* [Work required]:
Each line containing the word "true" should be found and copied.

* [Dataset rows]:
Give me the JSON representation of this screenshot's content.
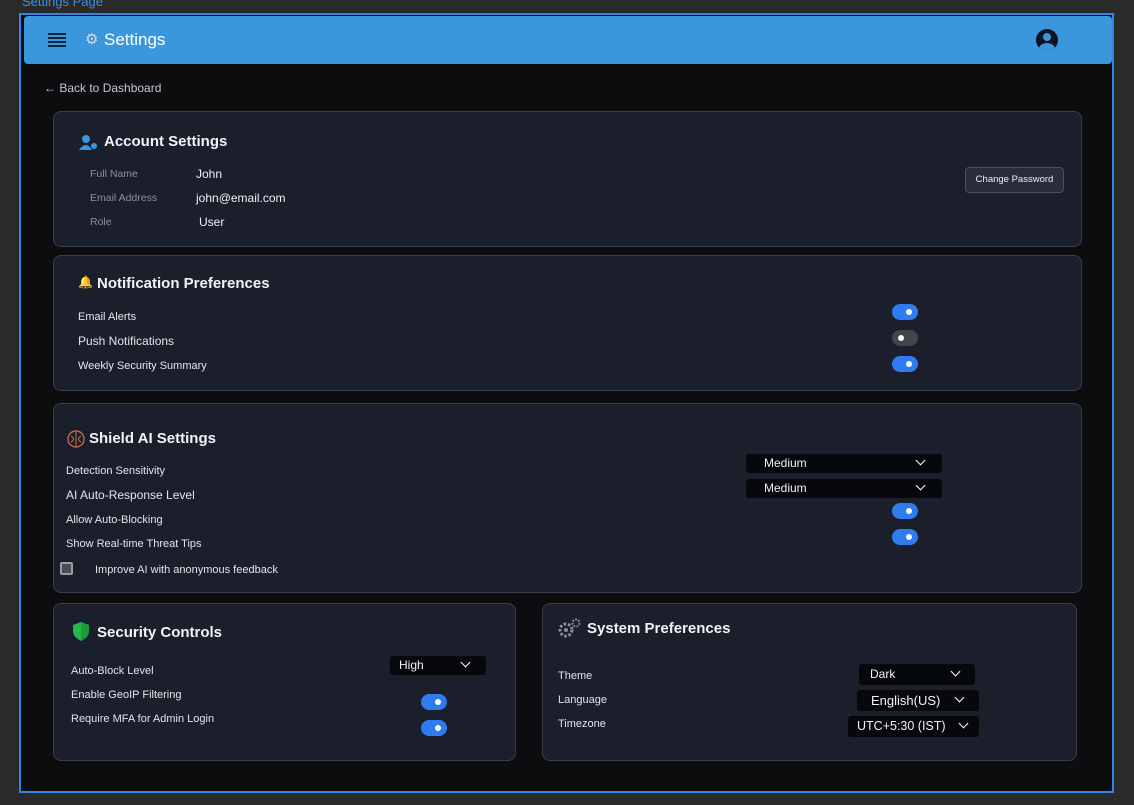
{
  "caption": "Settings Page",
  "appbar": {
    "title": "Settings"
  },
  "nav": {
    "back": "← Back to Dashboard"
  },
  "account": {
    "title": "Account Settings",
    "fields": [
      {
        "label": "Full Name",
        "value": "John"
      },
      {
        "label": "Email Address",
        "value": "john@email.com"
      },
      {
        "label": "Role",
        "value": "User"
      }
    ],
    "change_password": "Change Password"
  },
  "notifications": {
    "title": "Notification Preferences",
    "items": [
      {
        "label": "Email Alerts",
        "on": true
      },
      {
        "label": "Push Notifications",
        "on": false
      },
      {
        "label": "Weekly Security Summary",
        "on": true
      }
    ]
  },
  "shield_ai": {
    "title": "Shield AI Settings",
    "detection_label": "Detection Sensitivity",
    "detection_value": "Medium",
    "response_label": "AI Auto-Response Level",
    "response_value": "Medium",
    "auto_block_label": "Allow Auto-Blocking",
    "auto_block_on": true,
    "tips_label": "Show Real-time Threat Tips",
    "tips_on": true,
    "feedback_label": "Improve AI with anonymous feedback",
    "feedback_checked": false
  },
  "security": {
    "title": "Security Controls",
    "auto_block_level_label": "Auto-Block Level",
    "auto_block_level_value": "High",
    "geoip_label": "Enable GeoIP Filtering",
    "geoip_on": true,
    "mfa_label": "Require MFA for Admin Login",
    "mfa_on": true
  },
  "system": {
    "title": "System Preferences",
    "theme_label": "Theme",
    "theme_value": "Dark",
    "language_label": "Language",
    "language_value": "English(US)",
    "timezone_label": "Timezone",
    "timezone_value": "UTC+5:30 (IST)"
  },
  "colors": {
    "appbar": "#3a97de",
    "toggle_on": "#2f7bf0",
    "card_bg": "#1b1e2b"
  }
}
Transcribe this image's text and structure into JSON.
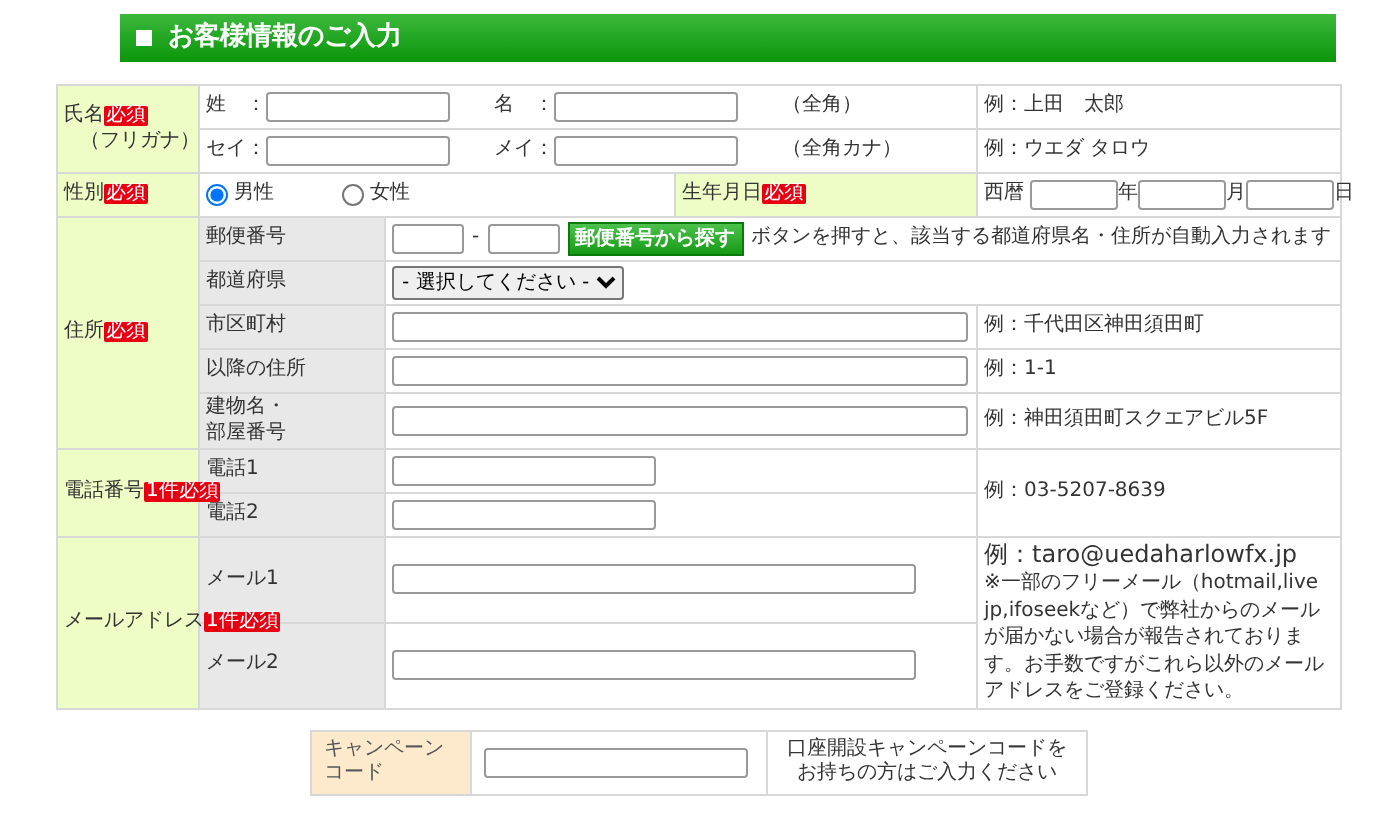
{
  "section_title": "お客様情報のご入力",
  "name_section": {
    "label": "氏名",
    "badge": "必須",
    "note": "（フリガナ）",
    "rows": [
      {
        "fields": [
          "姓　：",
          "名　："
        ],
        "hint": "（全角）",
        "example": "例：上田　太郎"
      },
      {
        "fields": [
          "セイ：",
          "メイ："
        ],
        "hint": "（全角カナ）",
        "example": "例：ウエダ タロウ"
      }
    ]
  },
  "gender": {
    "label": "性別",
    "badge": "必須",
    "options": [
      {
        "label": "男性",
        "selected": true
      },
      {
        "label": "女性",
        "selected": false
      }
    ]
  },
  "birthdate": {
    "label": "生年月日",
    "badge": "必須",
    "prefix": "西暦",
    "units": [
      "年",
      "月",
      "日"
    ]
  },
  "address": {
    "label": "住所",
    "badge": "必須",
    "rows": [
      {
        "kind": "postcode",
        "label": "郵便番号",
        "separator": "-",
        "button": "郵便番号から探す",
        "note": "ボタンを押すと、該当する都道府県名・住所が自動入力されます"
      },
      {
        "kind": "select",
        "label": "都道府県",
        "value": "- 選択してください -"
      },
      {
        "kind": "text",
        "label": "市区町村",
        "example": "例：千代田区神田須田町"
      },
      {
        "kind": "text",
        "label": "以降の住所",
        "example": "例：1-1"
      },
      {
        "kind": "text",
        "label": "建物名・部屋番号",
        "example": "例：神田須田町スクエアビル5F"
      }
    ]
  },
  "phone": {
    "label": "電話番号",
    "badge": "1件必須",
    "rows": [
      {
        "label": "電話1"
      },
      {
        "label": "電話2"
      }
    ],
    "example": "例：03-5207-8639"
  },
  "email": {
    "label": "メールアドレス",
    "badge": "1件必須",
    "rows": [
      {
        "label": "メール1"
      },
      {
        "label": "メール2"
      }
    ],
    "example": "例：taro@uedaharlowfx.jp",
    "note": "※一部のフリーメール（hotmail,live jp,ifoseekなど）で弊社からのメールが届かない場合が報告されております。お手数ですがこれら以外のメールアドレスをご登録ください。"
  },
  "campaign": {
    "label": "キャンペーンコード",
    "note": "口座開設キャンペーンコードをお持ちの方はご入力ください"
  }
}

* [Task solution]:
        "on": true
        "on": true
    "auto_block_on": true,
    "tips_on": true,
    "geoip_on": true,
    "mfa_on": true
        "selected": true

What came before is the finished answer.